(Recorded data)
-- start --
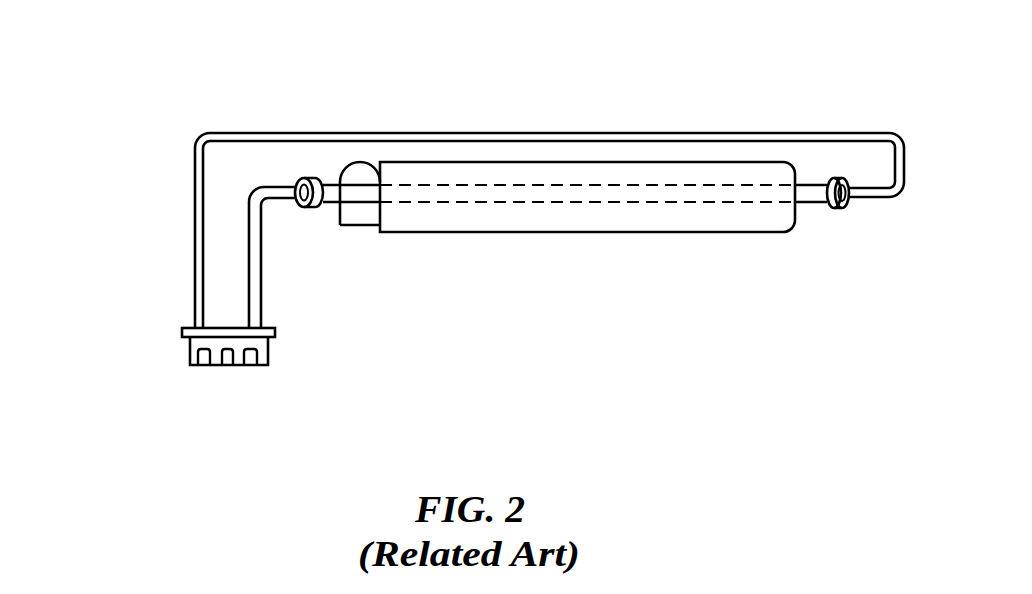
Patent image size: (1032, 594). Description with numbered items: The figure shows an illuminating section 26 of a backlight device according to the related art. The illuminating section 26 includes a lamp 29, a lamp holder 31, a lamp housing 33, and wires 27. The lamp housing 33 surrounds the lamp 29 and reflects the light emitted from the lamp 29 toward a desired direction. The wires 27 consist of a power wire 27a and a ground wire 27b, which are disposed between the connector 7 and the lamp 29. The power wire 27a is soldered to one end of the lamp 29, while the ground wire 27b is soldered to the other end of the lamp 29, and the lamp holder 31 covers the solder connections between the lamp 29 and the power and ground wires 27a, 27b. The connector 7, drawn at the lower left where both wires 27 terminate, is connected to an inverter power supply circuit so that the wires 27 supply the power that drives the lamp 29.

The illuminating section 26 is at (764, 83).
The wires 27 is at (102, 280).
The power wire 27a is at (249, 250).
The ground wire 27b is at (200, 283).
The lamp holder 31 is at (315, 204).
The lamp 29 is at (812, 196).
The lamp housing 33 is at (647, 225).
The connector 7 is at (214, 358).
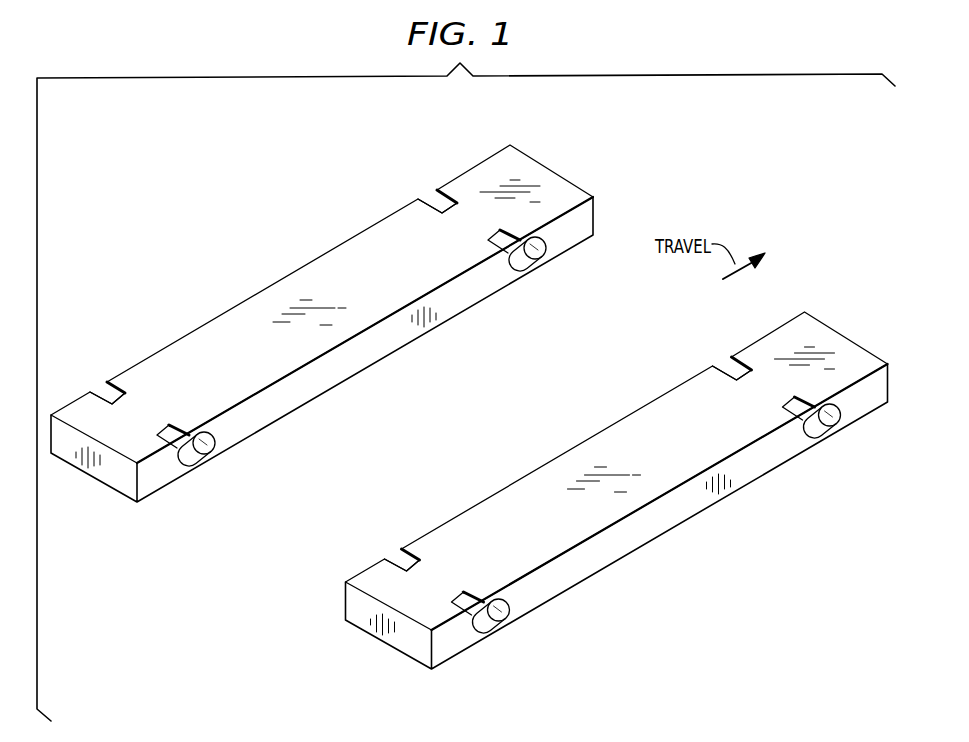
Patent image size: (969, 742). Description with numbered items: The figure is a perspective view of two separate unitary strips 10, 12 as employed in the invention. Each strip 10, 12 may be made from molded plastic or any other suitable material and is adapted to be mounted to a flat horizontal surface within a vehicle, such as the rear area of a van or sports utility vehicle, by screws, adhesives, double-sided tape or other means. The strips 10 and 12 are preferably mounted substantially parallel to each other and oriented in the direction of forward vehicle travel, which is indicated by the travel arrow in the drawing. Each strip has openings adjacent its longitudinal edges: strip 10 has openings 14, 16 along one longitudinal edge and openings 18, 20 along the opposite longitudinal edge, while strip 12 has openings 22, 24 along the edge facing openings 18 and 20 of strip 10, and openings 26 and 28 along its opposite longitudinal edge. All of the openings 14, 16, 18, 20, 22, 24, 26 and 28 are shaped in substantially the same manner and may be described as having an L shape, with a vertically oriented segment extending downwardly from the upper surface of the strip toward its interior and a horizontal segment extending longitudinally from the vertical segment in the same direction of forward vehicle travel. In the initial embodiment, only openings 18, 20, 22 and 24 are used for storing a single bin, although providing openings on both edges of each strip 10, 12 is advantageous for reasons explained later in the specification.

The strip 10 is at (275, 283).
The strip 12 is at (617, 490).
The opening 14 is at (102, 392).
The opening 16 is at (433, 202).
The opening 18 is at (199, 453).
The opening 20 is at (526, 258).
The opening 22 is at (402, 541).
The opening 24 is at (732, 348).
The opening 26 is at (497, 625).
The opening 28 is at (827, 431).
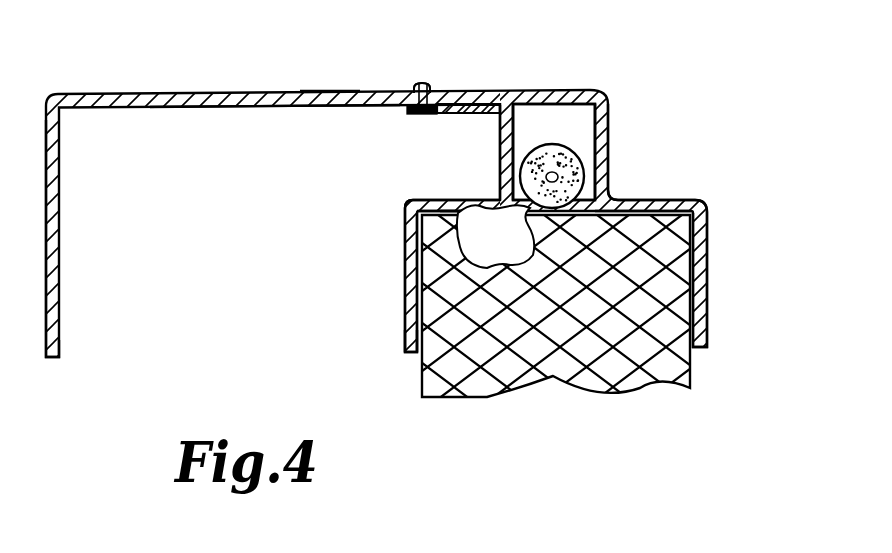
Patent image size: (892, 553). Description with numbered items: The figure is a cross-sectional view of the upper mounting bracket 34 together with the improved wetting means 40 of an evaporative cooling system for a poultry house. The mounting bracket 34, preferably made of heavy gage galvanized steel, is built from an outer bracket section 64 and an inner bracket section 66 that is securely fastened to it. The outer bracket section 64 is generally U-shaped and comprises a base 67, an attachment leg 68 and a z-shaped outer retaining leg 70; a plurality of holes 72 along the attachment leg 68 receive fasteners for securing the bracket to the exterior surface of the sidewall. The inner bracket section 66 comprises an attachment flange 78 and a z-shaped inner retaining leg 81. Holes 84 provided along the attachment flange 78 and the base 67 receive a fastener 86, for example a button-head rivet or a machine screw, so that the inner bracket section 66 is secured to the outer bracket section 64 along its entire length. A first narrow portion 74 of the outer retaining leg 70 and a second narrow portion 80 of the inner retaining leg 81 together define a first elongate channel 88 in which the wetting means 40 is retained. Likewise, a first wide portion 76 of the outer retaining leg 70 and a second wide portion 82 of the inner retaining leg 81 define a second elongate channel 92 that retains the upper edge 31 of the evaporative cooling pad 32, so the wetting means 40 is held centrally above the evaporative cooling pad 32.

The mounting bracket 34 is at (326, 58).
The outer bracket section 64 is at (143, 93).
The base 67 is at (181, 108).
The holes 72 is at (60, 247).
The attachment leg 68 is at (60, 327).
The attachment flange 78 is at (395, 106).
The holes 84 is at (413, 86).
The fastener 86 is at (428, 88).
The second narrow portion 80 is at (500, 147).
The inner bracket section 66 is at (430, 200).
The upper edge 31 is at (473, 200).
The first elongate channel 88 is at (563, 131).
The first narrow portion 74 is at (608, 155).
The wetting means 40 is at (558, 173).
The outer retaining leg 70 is at (665, 198).
The second elongate channel 92 is at (503, 247).
The second wide portion 82 is at (405, 270).
The inner retaining leg 81 is at (405, 325).
The first wide portion 76 is at (704, 278).
The evaporative cooling pad 32 is at (665, 357).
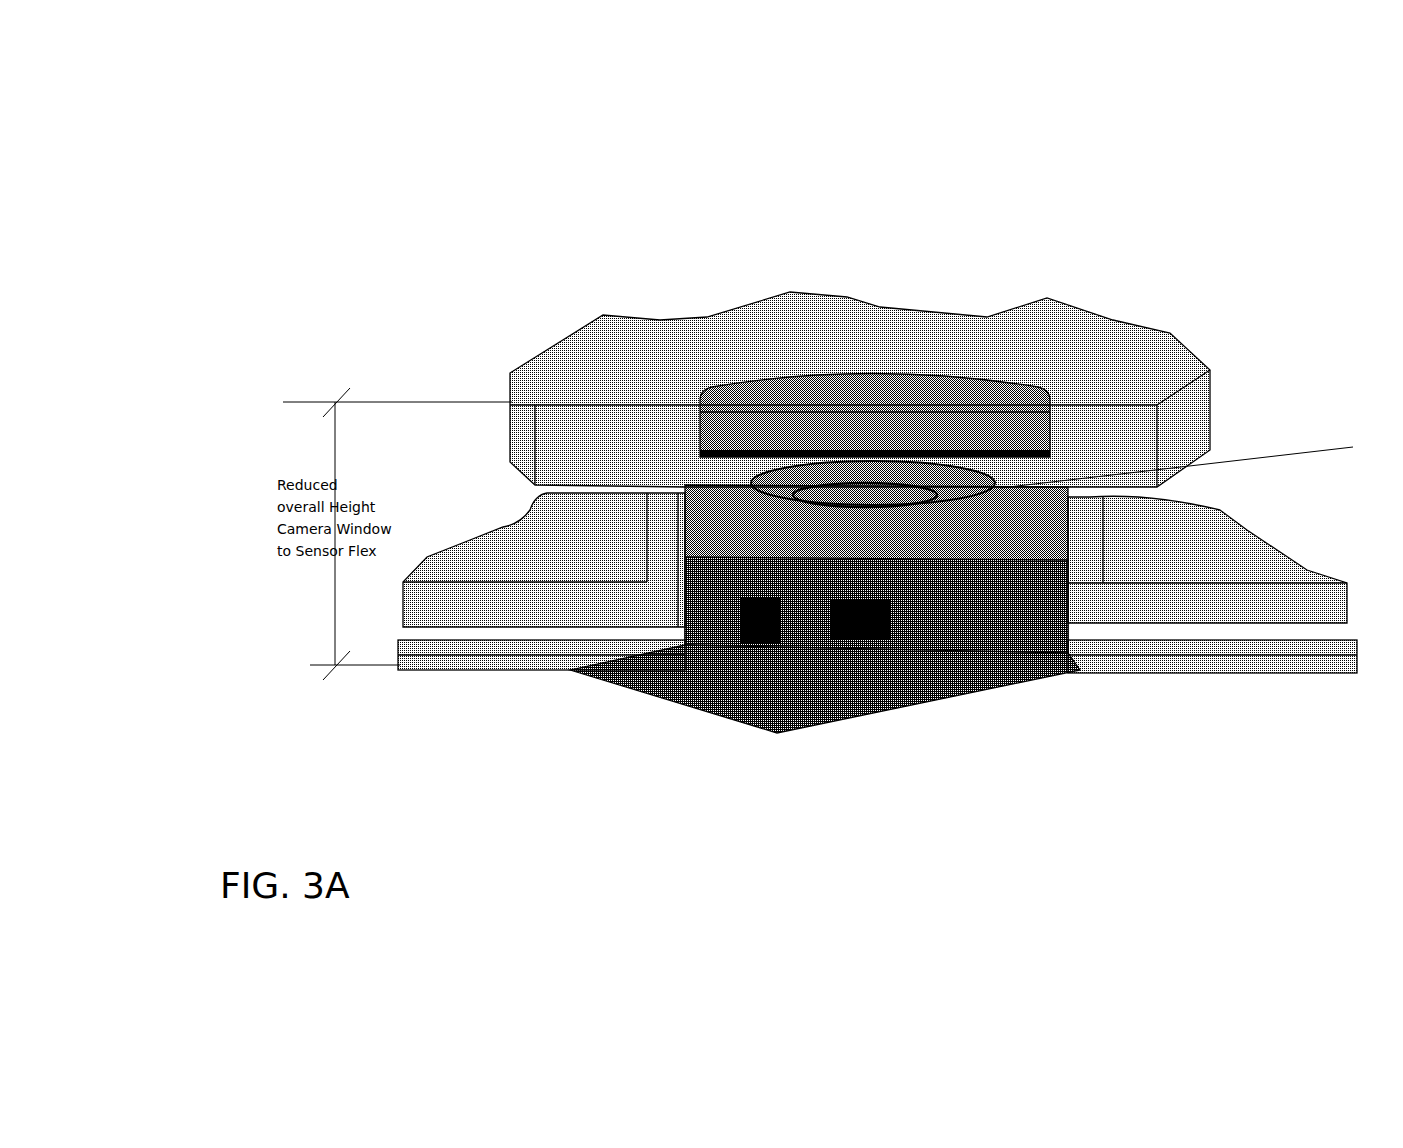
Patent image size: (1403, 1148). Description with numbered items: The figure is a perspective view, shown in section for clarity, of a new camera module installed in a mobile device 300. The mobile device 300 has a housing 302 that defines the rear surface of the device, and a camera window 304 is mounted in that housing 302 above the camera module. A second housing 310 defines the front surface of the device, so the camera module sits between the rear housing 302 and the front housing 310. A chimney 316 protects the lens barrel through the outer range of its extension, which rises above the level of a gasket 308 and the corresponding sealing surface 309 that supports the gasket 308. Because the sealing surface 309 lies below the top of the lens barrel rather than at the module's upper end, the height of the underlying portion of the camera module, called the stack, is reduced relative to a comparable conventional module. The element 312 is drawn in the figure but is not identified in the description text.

The camera module assembly 300 is at (1320, 163).
The housing cover 302 is at (1077, 307).
The camera window 304 is at (828, 377).
The lower housing frame 308 is at (1065, 492).
The camera module 309 is at (732, 520).
The sensor flex 310 is at (1177, 670).
The bracket 312 is at (965, 688).
The reference plane 316 is at (1005, 482).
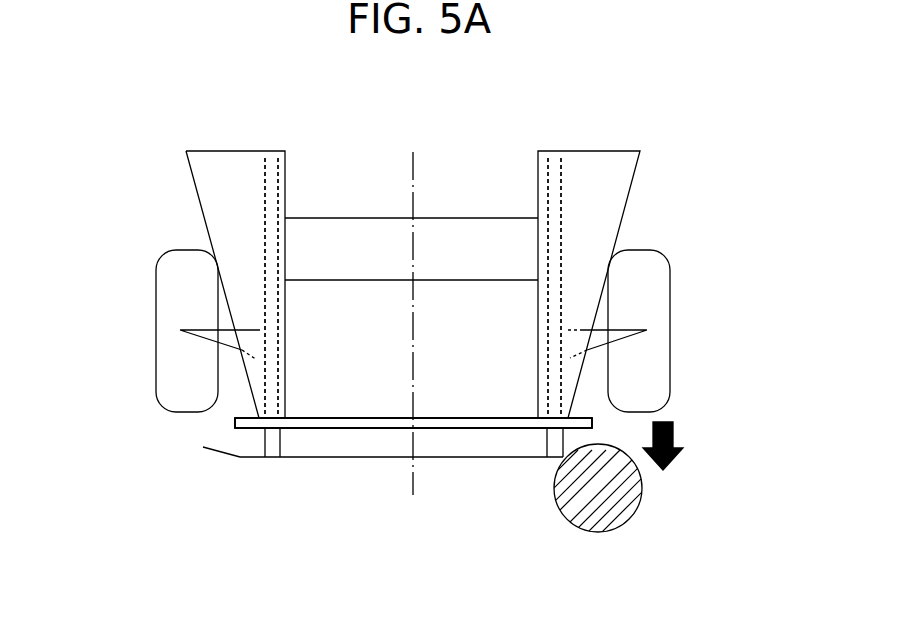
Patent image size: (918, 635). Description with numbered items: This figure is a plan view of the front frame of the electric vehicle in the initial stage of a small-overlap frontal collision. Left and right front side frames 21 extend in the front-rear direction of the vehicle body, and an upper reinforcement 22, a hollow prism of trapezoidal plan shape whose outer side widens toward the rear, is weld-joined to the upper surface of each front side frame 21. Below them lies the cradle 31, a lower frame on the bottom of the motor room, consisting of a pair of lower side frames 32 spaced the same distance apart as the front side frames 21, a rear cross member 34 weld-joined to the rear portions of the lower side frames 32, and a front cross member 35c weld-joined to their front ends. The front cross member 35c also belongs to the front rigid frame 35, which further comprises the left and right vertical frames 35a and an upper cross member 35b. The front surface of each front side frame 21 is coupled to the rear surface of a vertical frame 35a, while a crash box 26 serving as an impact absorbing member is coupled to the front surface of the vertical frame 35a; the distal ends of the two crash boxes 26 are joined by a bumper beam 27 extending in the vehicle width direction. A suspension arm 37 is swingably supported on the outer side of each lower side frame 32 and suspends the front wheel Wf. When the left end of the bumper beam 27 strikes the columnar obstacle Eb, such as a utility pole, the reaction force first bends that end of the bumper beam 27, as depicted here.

The upper reinforcement 22 is at (193, 185).
The front side frame 21 is at (267, 225).
The lower side frame 32 is at (414, 288).
The rear cross member 34 is at (348, 218).
The cradle 31 is at (470, 207).
The suspension arm 37 is at (205, 328).
The front wheel wf is at (156, 352).
The front rigid frame 35 is at (470, 414).
The vertical frame 35a is at (235, 423).
The upper cross member 35b is at (348, 418).
The front cross member 35c is at (413, 395).
The crash box 26 is at (282, 446).
The bumper beam 27 is at (455, 458).
The columnar obstacle Eb is at (643, 488).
-- end --
_Work to do:_
Copy every row above word for word, without the pictures.

_Response for this exercise:_
Patent image size: (1032, 594). Description with numbered items: The figure shows an illuminating section 26 of a backlight device according to the related art. The illuminating section 26 includes a lamp 29, a lamp holder 31, a lamp housing 33, and wires 27. The lamp housing 33 surrounds the lamp 29 and reflects the light emitted from the lamp 29 toward a desired direction. The wires 27 consist of a power wire 27a and a ground wire 27b, which are disposed between the connector 7 and the lamp 29. The power wire 27a is soldered to one end of the lamp 29, while the ground wire 27b is soldered to the other end of the lamp 29, and the lamp holder 31 covers the solder connections between the lamp 29 and the power and ground wires 27a, 27b. The connector 7, drawn at the lower left where both wires 27 terminate, is connected to an inverter power supply circuit so that the wires 27 supply the power that drives the lamp 29.

The illuminating section 26 is at (764, 83).
The wires 27 is at (102, 280).
The power wire 27a is at (249, 250).
The ground wire 27b is at (200, 283).
The lamp holder 31 is at (315, 204).
The lamp 29 is at (812, 196).
The lamp housing 33 is at (647, 225).
The connector 7 is at (214, 358).
Patent image size: (969, 742). Description with numbered items: The figure is a perspective view of two separate unitary strips 10, 12 as employed in the invention. Each strip 10, 12 may be made from molded plastic or any other suitable material and is adapted to be mounted to a flat horizontal surface within a vehicle, such as the rear area of a van or sports utility vehicle, by screws, adhesives, double-sided tape or other means. The strips 10 and 12 are preferably mounted substantially parallel to each other and oriented in the direction of forward vehicle travel, which is indicated by the travel arrow in the drawing. Each strip has openings adjacent its longitudinal edges: strip 10 has openings 14, 16 along one longitudinal edge and openings 18, 20 along the opposite longitudinal edge, while strip 12 has openings 22, 24 along the edge facing openings 18 and 20 of strip 10, and openings 26 and 28 along its opposite longitudinal edge. All of the openings 14, 16, 18, 20, 22, 24, 26 and 28 are shaped in substantially the same manner and may be described as having an L shape, with a vertically oriented segment extending downwardly from the upper surface of the strip toward its interior and a horizontal segment extending longitudinally from the vertical segment in the same direction of forward vehicle travel. In the initial embodiment, only openings 18, 20, 22 and 24 are used for storing a single bin, although providing openings on both edges of each strip 10, 12 is advantageous for reasons explained later in the specification.

The strip 10 is at (275, 283).
The strip 12 is at (617, 490).
The opening 14 is at (102, 392).
The opening 16 is at (433, 202).
The opening 18 is at (199, 453).
The opening 20 is at (526, 258).
The opening 22 is at (402, 541).
The opening 24 is at (732, 348).
The opening 26 is at (497, 625).
The opening 28 is at (827, 431).
Patent image size: (892, 553). Description with numbered items: The figure is a cross-sectional view of the upper mounting bracket 34 together with the improved wetting means 40 of an evaporative cooling system for a poultry house. The mounting bracket 34, preferably made of heavy gage galvanized steel, is built from an outer bracket section 64 and an inner bracket section 66 that is securely fastened to it. The outer bracket section 64 is generally U-shaped and comprises a base 67, an attachment leg 68 and a z-shaped outer retaining leg 70; a plurality of holes 72 along the attachment leg 68 receive fasteners for securing the bracket to the exterior surface of the sidewall. The inner bracket section 66 comprises an attachment flange 78 and a z-shaped inner retaining leg 81. Holes 84 provided along the attachment flange 78 and the base 67 receive a fastener 86, for example a button-head rivet or a machine screw, so that the inner bracket section 66 is secured to the outer bracket section 64 along its entire length. A first narrow portion 74 of the outer retaining leg 70 and a second narrow portion 80 of the inner retaining leg 81 together define a first elongate channel 88 in which the wetting means 40 is retained. Likewise, a first wide portion 76 of the outer retaining leg 70 and a second wide portion 82 of the inner retaining leg 81 define a second elongate channel 92 that retains the upper edge 31 of the evaporative cooling pad 32, so the wetting means 40 is held centrally above the evaporative cooling pad 32.

The mounting bracket 34 is at (326, 58).
The outer bracket section 64 is at (143, 93).
The base 67 is at (181, 108).
The holes 72 is at (60, 247).
The attachment leg 68 is at (60, 327).
The attachment flange 78 is at (395, 106).
The holes 84 is at (413, 86).
The fastener 86 is at (428, 88).
The second narrow portion 80 is at (500, 147).
The inner bracket section 66 is at (430, 200).
The upper edge 31 is at (473, 200).
The first elongate channel 88 is at (563, 131).
The first narrow portion 74 is at (608, 155).
The wetting means 40 is at (558, 173).
The outer retaining leg 70 is at (665, 198).
The second elongate channel 92 is at (503, 247).
The second wide portion 82 is at (405, 270).
The inner retaining leg 81 is at (405, 325).
The first wide portion 76 is at (704, 278).
The evaporative cooling pad 32 is at (665, 357).
Patent image size: (1403, 1148). Description with numbered items: The figure is a perspective view, shown in section for clarity, of a new camera module installed in a mobile device 300. The mobile device 300 has a housing 302 that defines the rear surface of the device, and a camera window 304 is mounted in that housing 302 above the camera module. A second housing 310 defines the front surface of the device, so the camera module sits between the rear housing 302 and the front housing 310. A chimney 316 protects the lens barrel through the outer range of its extension, which rises above the level of a gasket 308 and the corresponding sealing surface 309 that supports the gasket 308. Because the sealing surface 309 lies below the top of the lens barrel rather than at the module's upper end, the height of the underlying portion of the camera module, called the stack, is reduced relative to a comparable conventional module. The element 312 is drawn in the figure but is not identified in the description text.

The camera module assembly 300 is at (1320, 163).
The housing cover 302 is at (1077, 307).
The camera window 304 is at (828, 377).
The lower housing frame 308 is at (1065, 492).
The camera module 309 is at (732, 520).
The sensor flex 310 is at (1177, 670).
The bracket 312 is at (965, 688).
The reference plane 316 is at (1005, 482).
Patent image size: (918, 635). Description with numbered items: This figure is a plan view of the front frame of the electric vehicle in the initial stage of a small-overlap frontal collision. Left and right front side frames 21 extend in the front-rear direction of the vehicle body, and an upper reinforcement 22, a hollow prism of trapezoidal plan shape whose outer side widens toward the rear, is weld-joined to the upper surface of each front side frame 21. Below them lies the cradle 31, a lower frame on the bottom of the motor room, consisting of a pair of lower side frames 32 spaced the same distance apart as the front side frames 21, a rear cross member 34 weld-joined to the rear portions of the lower side frames 32, and a front cross member 35c weld-joined to their front ends. The front cross member 35c also belongs to the front rigid frame 35, which further comprises the left and right vertical frames 35a and an upper cross member 35b. The front surface of each front side frame 21 is coupled to the rear surface of a vertical frame 35a, while a crash box 26 serving as an impact absorbing member is coupled to the front surface of the vertical frame 35a; the distal ends of the two crash boxes 26 are joined by a bumper beam 27 extending in the vehicle width direction. A suspension arm 37 is swingably supported on the outer side of each lower side frame 32 and suspends the front wheel Wf. When the left end of the bumper beam 27 strikes the columnar obstacle Eb, such as a utility pole, the reaction force first bends that end of the bumper beam 27, as depicted here.

The upper reinforcement 22 is at (193, 185).
The front side frame 21 is at (267, 225).
The lower side frame 32 is at (414, 288).
The rear cross member 34 is at (348, 218).
The cradle 31 is at (470, 207).
The suspension arm 37 is at (205, 328).
The front wheel wf is at (156, 352).
The front rigid frame 35 is at (470, 414).
The vertical frame 35a is at (235, 423).
The upper cross member 35b is at (348, 418).
The front cross member 35c is at (413, 395).
The crash box 26 is at (282, 446).
The bumper beam 27 is at (455, 458).
The columnar obstacle Eb is at (643, 488).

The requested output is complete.